### Your goal
Could you write out every record below exactly, leaving out any pictures?
— Start Material shown —
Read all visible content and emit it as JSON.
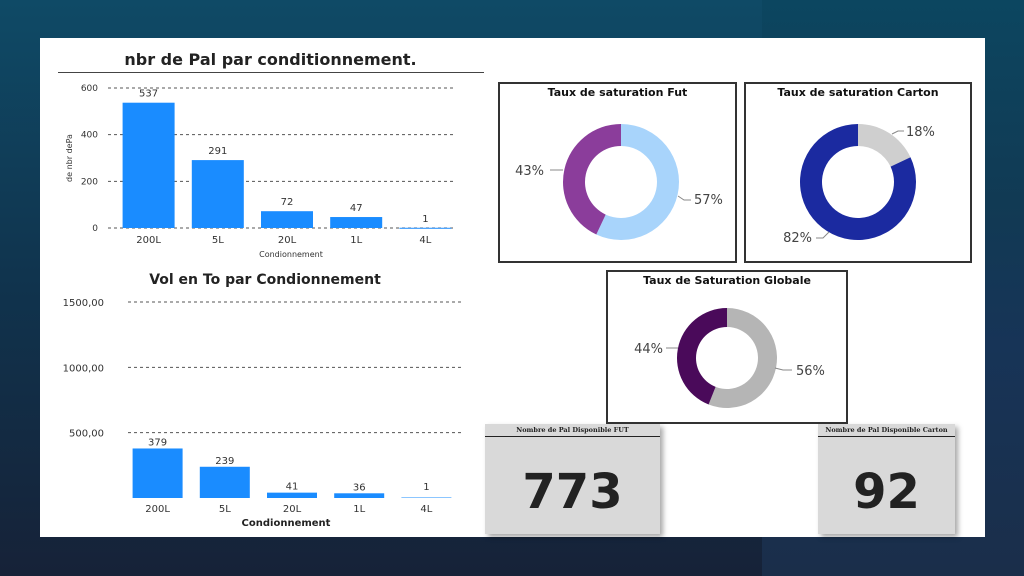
{
  "chart_data": [
    {
      "type": "bar",
      "title": "nbr de Pal par conditionnement.",
      "xlabel": "Condionnement",
      "ylabel": "de nbr dePa",
      "categories": [
        "200L",
        "5L",
        "20L",
        "1L",
        "4L"
      ],
      "values": [
        537,
        291,
        72,
        47,
        1
      ],
      "ylim": [
        0,
        600
      ],
      "yticks": [
        "0",
        "200",
        "400",
        "600"
      ],
      "grid": true,
      "color": "#1a8cff"
    },
    {
      "type": "bar",
      "title": "Vol en To par Condionnement",
      "xlabel": "Condionnement",
      "categories": [
        "200L",
        "5L",
        "20L",
        "1L",
        "4L"
      ],
      "values": [
        379,
        239,
        41,
        36,
        1
      ],
      "ylim": [
        0,
        1500
      ],
      "yticks": [
        "500,00",
        "1000,00",
        "1500,00"
      ],
      "grid": true,
      "color": "#1a8cff"
    },
    {
      "type": "pie",
      "title": "Taux de saturation Fut",
      "slices": [
        {
          "label": "57%",
          "value": 57,
          "color": "#a8d4fb"
        },
        {
          "label": "43%",
          "value": 43,
          "color": "#8b3d9b"
        }
      ]
    },
    {
      "type": "pie",
      "title": "Taux de saturation Carton",
      "slices": [
        {
          "label": "18%",
          "value": 18,
          "color": "#cfcfcf"
        },
        {
          "label": "82%",
          "value": 82,
          "color": "#1b2aa0"
        }
      ]
    },
    {
      "type": "pie",
      "title": "Taux de Saturation Globale",
      "slices": [
        {
          "label": "56%",
          "value": 56,
          "color": "#b5b5b5"
        },
        {
          "label": "44%",
          "value": 44,
          "color": "#4a0a5a"
        }
      ]
    }
  ],
  "cards": [
    {
      "title": "Nombre de Pal Disponible FUT",
      "value": "773"
    },
    {
      "title": "Nombre de Pal Disponible Carton",
      "value": "92"
    }
  ]
}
— End Material shown —
### Exercise answer
Read all visible content and emit it as JSON.
{
  "chart_data": [
    {
      "type": "bar",
      "title": "nbr de Pal par conditionnement.",
      "xlabel": "Condionnement",
      "ylabel": "de nbr dePa",
      "categories": [
        "200L",
        "5L",
        "20L",
        "1L",
        "4L"
      ],
      "values": [
        537,
        291,
        72,
        47,
        1
      ],
      "ylim": [
        0,
        600
      ],
      "yticks": [
        "0",
        "200",
        "400",
        "600"
      ],
      "grid": true,
      "color": "#1a8cff"
    },
    {
      "type": "bar",
      "title": "Vol en To par Condionnement",
      "xlabel": "Condionnement",
      "categories": [
        "200L",
        "5L",
        "20L",
        "1L",
        "4L"
      ],
      "values": [
        379,
        239,
        41,
        36,
        1
      ],
      "ylim": [
        0,
        1500
      ],
      "yticks": [
        "500,00",
        "1000,00",
        "1500,00"
      ],
      "grid": true,
      "color": "#1a8cff"
    },
    {
      "type": "pie",
      "title": "Taux de saturation Fut",
      "slices": [
        {
          "label": "57%",
          "value": 57,
          "color": "#a8d4fb"
        },
        {
          "label": "43%",
          "value": 43,
          "color": "#8b3d9b"
        }
      ]
    },
    {
      "type": "pie",
      "title": "Taux de saturation Carton",
      "slices": [
        {
          "label": "18%",
          "value": 18,
          "color": "#cfcfcf"
        },
        {
          "label": "82%",
          "value": 82,
          "color": "#1b2aa0"
        }
      ]
    },
    {
      "type": "pie",
      "title": "Taux de Saturation Globale",
      "slices": [
        {
          "label": "56%",
          "value": 56,
          "color": "#b5b5b5"
        },
        {
          "label": "44%",
          "value": 44,
          "color": "#4a0a5a"
        }
      ]
    }
  ],
  "cards": [
    {
      "title": "Nombre de Pal Disponible FUT",
      "value": "773"
    },
    {
      "title": "Nombre de Pal Disponible Carton",
      "value": "92"
    }
  ]
}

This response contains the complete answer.